__Exercise__. Reproduce the records below word for word, every line of them, and leave out the pictures.

########

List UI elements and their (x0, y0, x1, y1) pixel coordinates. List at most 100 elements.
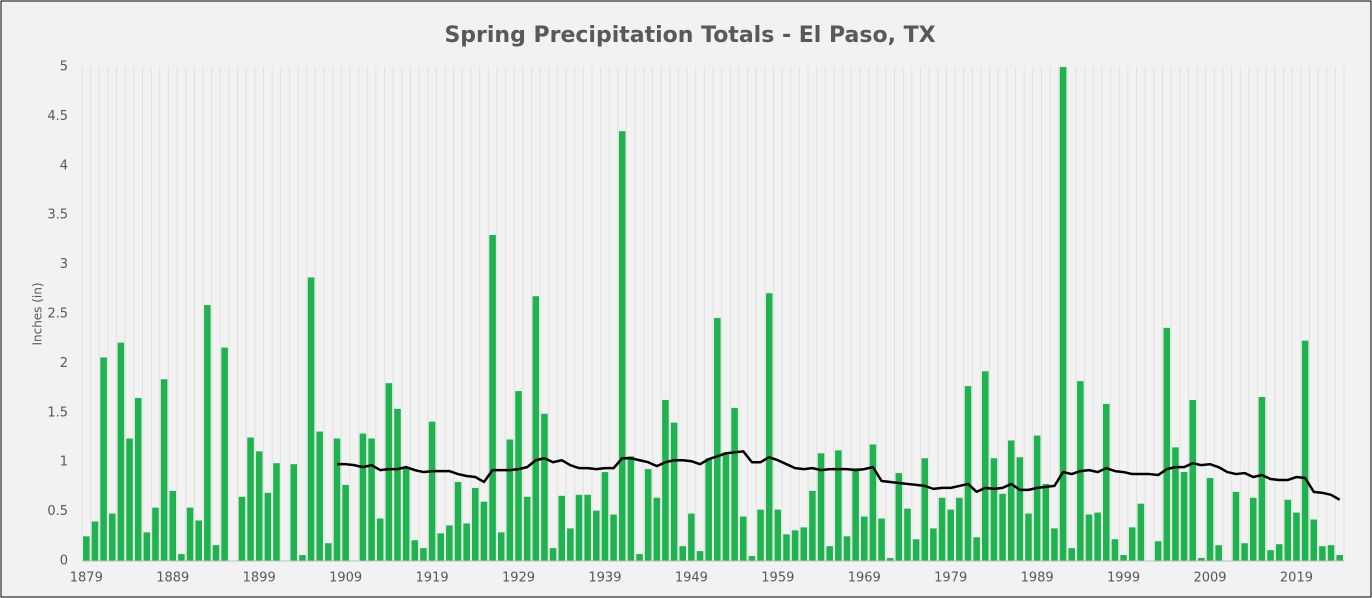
x-tick-label: 1979 (934, 571, 967, 586)
bar (394, 408, 401, 561)
bar (739, 516, 747, 561)
bar (1319, 546, 1326, 561)
bar (1068, 548, 1076, 561)
bar (532, 296, 540, 561)
bar (385, 383, 393, 561)
bar (973, 537, 980, 561)
bar (1206, 478, 1214, 561)
x-tick-label: 1899 (243, 571, 276, 586)
bar (134, 397, 142, 561)
bar (506, 439, 514, 561)
bar (1189, 399, 1197, 561)
x-tick-label: 1939 (588, 571, 621, 586)
bar (1128, 527, 1136, 561)
bar (515, 391, 522, 561)
bar (126, 438, 133, 561)
moving-average-line (336, 450, 1341, 501)
bar (541, 413, 548, 561)
bar (575, 494, 583, 561)
bar (1103, 403, 1110, 561)
x-tick-label: 1999 (1107, 571, 1140, 586)
bar (757, 509, 764, 561)
bar (212, 545, 220, 561)
bar (186, 507, 194, 561)
bar (325, 543, 332, 561)
y-tick-label: 2 (60, 356, 68, 371)
bar (273, 463, 280, 561)
x-tick-label: 1879 (70, 571, 103, 586)
bar (117, 342, 125, 561)
x-tick-label: 1969 (848, 571, 881, 586)
chart-title: Spring Precipitation Totals - El Paso, T… (444, 23, 935, 48)
bar (1094, 512, 1101, 561)
x-tick-label: 2019 (1280, 571, 1313, 586)
bar (454, 481, 462, 561)
bar (748, 556, 756, 561)
bar (904, 508, 911, 561)
bar (368, 438, 375, 561)
bar (817, 453, 825, 561)
bar (1258, 396, 1266, 561)
bar (1180, 472, 1188, 561)
bar (835, 450, 842, 561)
bar (714, 317, 721, 561)
bar (1284, 499, 1292, 561)
bar (610, 514, 617, 561)
bar (1042, 483, 1050, 561)
bar (411, 540, 419, 561)
bar (1293, 512, 1300, 561)
bar (169, 490, 177, 561)
bar (688, 513, 695, 561)
bar (636, 554, 643, 561)
bar (878, 518, 885, 561)
bar (299, 555, 306, 561)
bar (160, 379, 168, 561)
bar (990, 458, 998, 561)
bar (152, 507, 159, 561)
bar (1198, 558, 1205, 561)
bar (446, 525, 453, 561)
x-tick-label: 1909 (329, 571, 362, 586)
bar (342, 484, 349, 561)
bar (731, 407, 738, 561)
bar (1232, 491, 1240, 561)
bar (558, 495, 566, 561)
bar (670, 422, 678, 561)
bar (1025, 513, 1032, 561)
bar (912, 539, 920, 561)
bar (1249, 497, 1257, 561)
x-tick-label: 1989 (1021, 571, 1054, 586)
y-tick-label: 1 (60, 455, 68, 470)
bar (1120, 555, 1127, 561)
bar (1336, 555, 1343, 561)
bar (178, 554, 185, 561)
bar (1275, 544, 1283, 561)
bar (428, 421, 436, 561)
bar (264, 492, 272, 561)
bar (618, 131, 626, 561)
bar (472, 487, 479, 561)
bar (221, 347, 228, 561)
bar (376, 518, 384, 561)
bar (938, 497, 946, 561)
bar (333, 438, 341, 561)
bar (247, 437, 254, 561)
bar (420, 548, 427, 561)
bar (947, 509, 954, 561)
x-tick-label: 1949 (675, 571, 708, 586)
bar (1051, 528, 1058, 561)
bar (1241, 543, 1248, 561)
bar (100, 357, 107, 561)
bar (1085, 514, 1093, 561)
y-tick-label: 4.5 (47, 109, 68, 124)
bar (1154, 541, 1162, 561)
bar (480, 501, 488, 561)
bar (644, 469, 652, 561)
bar (195, 520, 202, 561)
y-tick-label: 3 (60, 257, 68, 272)
bar (653, 497, 661, 561)
bar (860, 516, 868, 561)
bar (359, 433, 367, 561)
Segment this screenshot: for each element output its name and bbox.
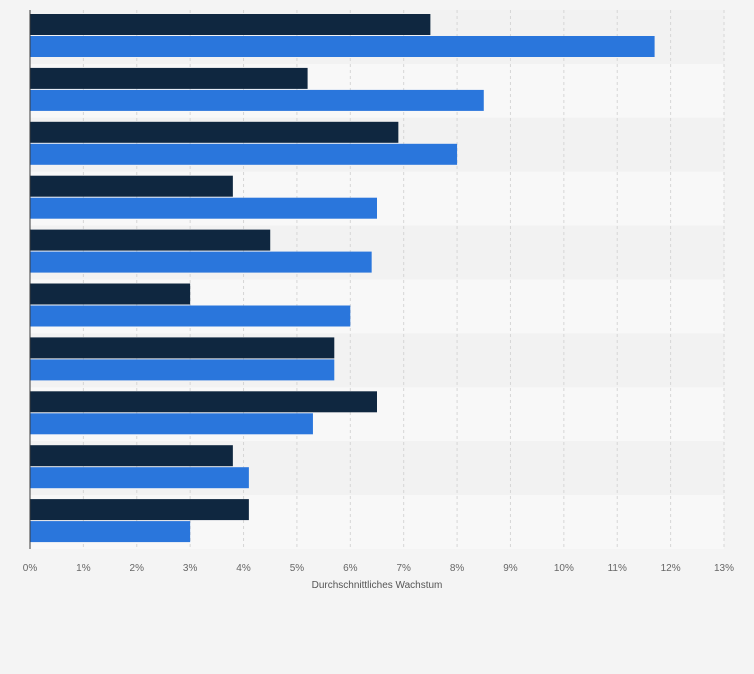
x-tick-label: 4% — [236, 563, 251, 574]
x-tick-labels: 0% 1% 2% 3% 4% 5% 6% 7% 8% 9% 10% 11% 12% 13% — [23, 563, 734, 574]
bar-series2-7 — [30, 359, 335, 381]
x-tick-label: 0% — [23, 563, 38, 574]
bar-series2-9 — [30, 467, 249, 489]
bar-series1-9 — [30, 445, 233, 467]
x-tick-label: 7% — [396, 563, 411, 574]
x-tick-label: 8% — [450, 563, 465, 574]
x-tick-label: 10% — [554, 563, 574, 574]
bar-series1-4 — [30, 175, 233, 197]
bar-series2-3 — [30, 143, 458, 165]
x-tick-label: 3% — [183, 563, 198, 574]
x-tick-label: 12% — [661, 563, 681, 574]
bar-series1-3 — [30, 121, 399, 143]
bar-series2-5 — [30, 251, 372, 273]
x-tick-label: 9% — [503, 563, 518, 574]
bar-series2-10 — [30, 521, 191, 543]
bar-series1-7 — [30, 337, 335, 359]
bars — [30, 14, 655, 543]
bar-series2-2 — [30, 89, 484, 111]
bar-series1-8 — [30, 391, 377, 413]
bar-series1-5 — [30, 229, 271, 251]
x-axis-label: Durchschnittliches Wachstum — [312, 580, 443, 591]
bar-series1-1 — [30, 14, 431, 35]
bar-series1-6 — [30, 283, 191, 305]
bar-series1-2 — [30, 67, 308, 89]
x-tick-label: 6% — [343, 563, 358, 574]
x-tick-label: 11% — [608, 563, 627, 574]
bar-series2-6 — [30, 305, 351, 327]
x-tick-label: 1% — [76, 563, 91, 574]
bar-series2-8 — [30, 413, 313, 435]
x-tick-label: 5% — [290, 563, 305, 574]
bar-series2-4 — [30, 197, 377, 219]
x-tick-label: 13% — [714, 563, 734, 574]
bar-series2-1 — [30, 36, 655, 57]
x-tick-label: 2% — [130, 563, 145, 574]
bar-series1-10 — [30, 499, 249, 521]
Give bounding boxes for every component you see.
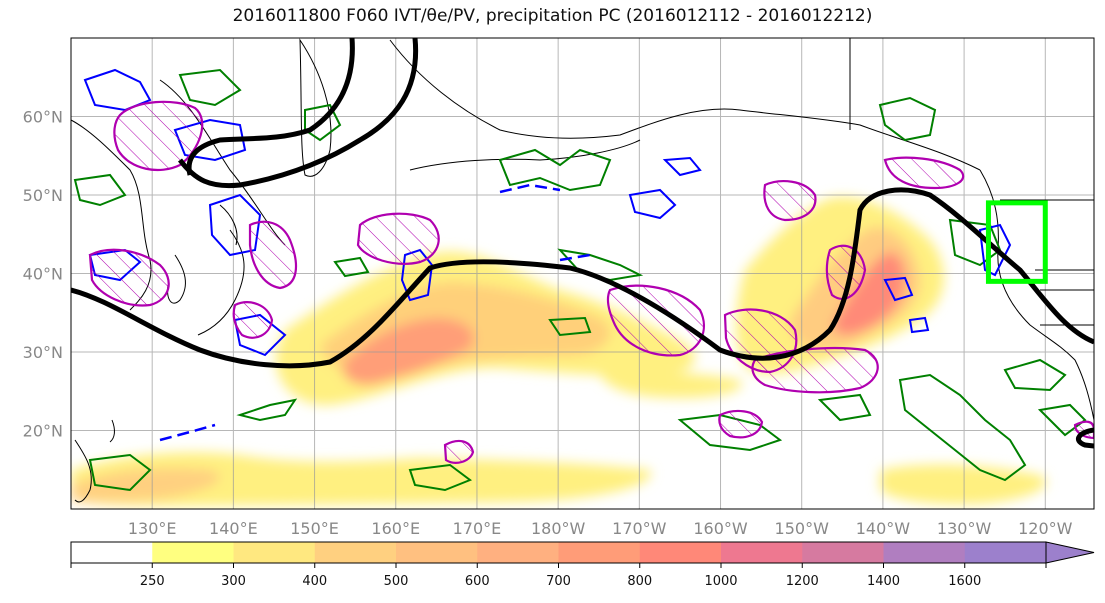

########

__Reply to the exercise__.
List UI elements and their (x0, y0, x1, y1) pixel coordinates. List at most 100 elements.
x-tick-label: 1979 (934, 571, 967, 586)
bar (394, 408, 401, 561)
bar (739, 516, 747, 561)
bar (1319, 546, 1326, 561)
bar (1068, 548, 1076, 561)
bar (532, 296, 540, 561)
bar (385, 383, 393, 561)
bar (973, 537, 980, 561)
bar (1206, 478, 1214, 561)
x-tick-label: 1899 (243, 571, 276, 586)
bar (134, 397, 142, 561)
bar (506, 439, 514, 561)
bar (1189, 399, 1197, 561)
x-tick-label: 1939 (588, 571, 621, 586)
bar (1128, 527, 1136, 561)
bar (515, 391, 522, 561)
bar (126, 438, 133, 561)
moving-average-line (336, 450, 1341, 501)
bar (541, 413, 548, 561)
bar (575, 494, 583, 561)
bar (1103, 403, 1110, 561)
x-tick-label: 1999 (1107, 571, 1140, 586)
bar (757, 509, 764, 561)
bar (212, 545, 220, 561)
bar (186, 507, 194, 561)
bar (325, 543, 332, 561)
y-tick-label: 2 (60, 356, 68, 371)
bar (273, 463, 280, 561)
x-tick-label: 1879 (70, 571, 103, 586)
bar (117, 342, 125, 561)
x-tick-label: 1969 (848, 571, 881, 586)
chart-title: Spring Precipitation Totals - El Paso, T… (444, 23, 935, 48)
bar (1094, 512, 1101, 561)
x-tick-label: 2019 (1280, 571, 1313, 586)
bar (454, 481, 462, 561)
bar (748, 556, 756, 561)
bar (904, 508, 911, 561)
bar (368, 438, 375, 561)
bar (817, 453, 825, 561)
bar (1258, 396, 1266, 561)
bar (1180, 472, 1188, 561)
bar (835, 450, 842, 561)
bar (714, 317, 721, 561)
bar (1284, 499, 1292, 561)
bar (610, 514, 617, 561)
bar (1042, 483, 1050, 561)
bar (411, 540, 419, 561)
bar (1293, 512, 1300, 561)
bar (169, 490, 177, 561)
bar (688, 513, 695, 561)
bar (636, 554, 643, 561)
bar (878, 518, 885, 561)
bar (299, 555, 306, 561)
bar (160, 379, 168, 561)
bar (990, 458, 998, 561)
bar (152, 507, 159, 561)
bar (1198, 558, 1205, 561)
bar (446, 525, 453, 561)
x-tick-label: 1909 (329, 571, 362, 586)
bar (342, 484, 349, 561)
bar (731, 407, 738, 561)
bar (1232, 491, 1240, 561)
bar (558, 495, 566, 561)
bar (670, 422, 678, 561)
bar (1025, 513, 1032, 561)
bar (912, 539, 920, 561)
bar (1249, 497, 1257, 561)
x-tick-label: 1989 (1021, 571, 1054, 586)
y-tick-label: 1 (60, 455, 68, 470)
bar (1120, 555, 1127, 561)
bar (1336, 555, 1343, 561)
bar (178, 554, 185, 561)
bar (1275, 544, 1283, 561)
bar (428, 421, 436, 561)
bar (264, 492, 272, 561)
bar (618, 131, 626, 561)
bar (472, 487, 479, 561)
bar (221, 347, 228, 561)
bar (376, 518, 384, 561)
bar (938, 497, 946, 561)
bar (333, 438, 341, 561)
bar (247, 437, 254, 561)
bar (420, 548, 427, 561)
bar (947, 509, 954, 561)
x-tick-label: 1949 (675, 571, 708, 586)
bar (1051, 528, 1058, 561)
bar (1241, 543, 1248, 561)
bar (100, 357, 107, 561)
bar (1085, 514, 1093, 561)
y-tick-label: 4.5 (47, 109, 68, 124)
bar (1154, 541, 1162, 561)
bar (480, 501, 488, 561)
bar (644, 469, 652, 561)
bar (195, 520, 202, 561)
y-tick-label: 3 (60, 257, 68, 272)
bar (653, 497, 661, 561)
bar (860, 516, 868, 561)
bar (359, 433, 367, 561)
Segment this screenshot: for each element output its name and bbox.
x-tick-label: 4% — [236, 563, 251, 574]
x-tick-labels: 0% 1% 2% 3% 4% 5% 6% 7% 8% 9% 10% 11% 12% 13% — [23, 563, 734, 574]
bar-series2-7 — [30, 359, 335, 381]
x-tick-label: 0% — [23, 563, 38, 574]
bar-series2-9 — [30, 467, 249, 489]
bar-series1-9 — [30, 445, 233, 467]
x-tick-label: 7% — [396, 563, 411, 574]
x-tick-label: 8% — [450, 563, 465, 574]
x-tick-label: 10% — [554, 563, 574, 574]
bar-series1-4 — [30, 175, 233, 197]
bar-series2-3 — [30, 143, 458, 165]
x-tick-label: 3% — [183, 563, 198, 574]
x-tick-label: 12% — [661, 563, 681, 574]
bar-series1-3 — [30, 121, 399, 143]
bar-series2-5 — [30, 251, 372, 273]
x-tick-label: 9% — [503, 563, 518, 574]
bar-series2-10 — [30, 521, 191, 543]
bar-series1-7 — [30, 337, 335, 359]
bars — [30, 14, 655, 543]
bar-series2-2 — [30, 89, 484, 111]
bar-series1-8 — [30, 391, 377, 413]
bar-series1-5 — [30, 229, 271, 251]
x-axis-label: Durchschnittliches Wachstum — [312, 580, 443, 591]
bar-series1-1 — [30, 14, 431, 35]
bar-series1-6 — [30, 283, 191, 305]
bar-series1-2 — [30, 67, 308, 89]
x-tick-label: 6% — [343, 563, 358, 574]
x-tick-label: 11% — [608, 563, 627, 574]
bar-series2-6 — [30, 305, 351, 327]
x-tick-label: 1% — [76, 563, 91, 574]
bar-series2-8 — [30, 413, 313, 435]
x-tick-label: 5% — [290, 563, 305, 574]
bar-series2-4 — [30, 197, 377, 219]
x-tick-label: 13% — [714, 563, 734, 574]
bar-series2-1 — [30, 36, 655, 57]
x-tick-label: 2% — [130, 563, 145, 574]
bar-series1-10 — [30, 499, 249, 521]
Give bounding boxes for every component you see.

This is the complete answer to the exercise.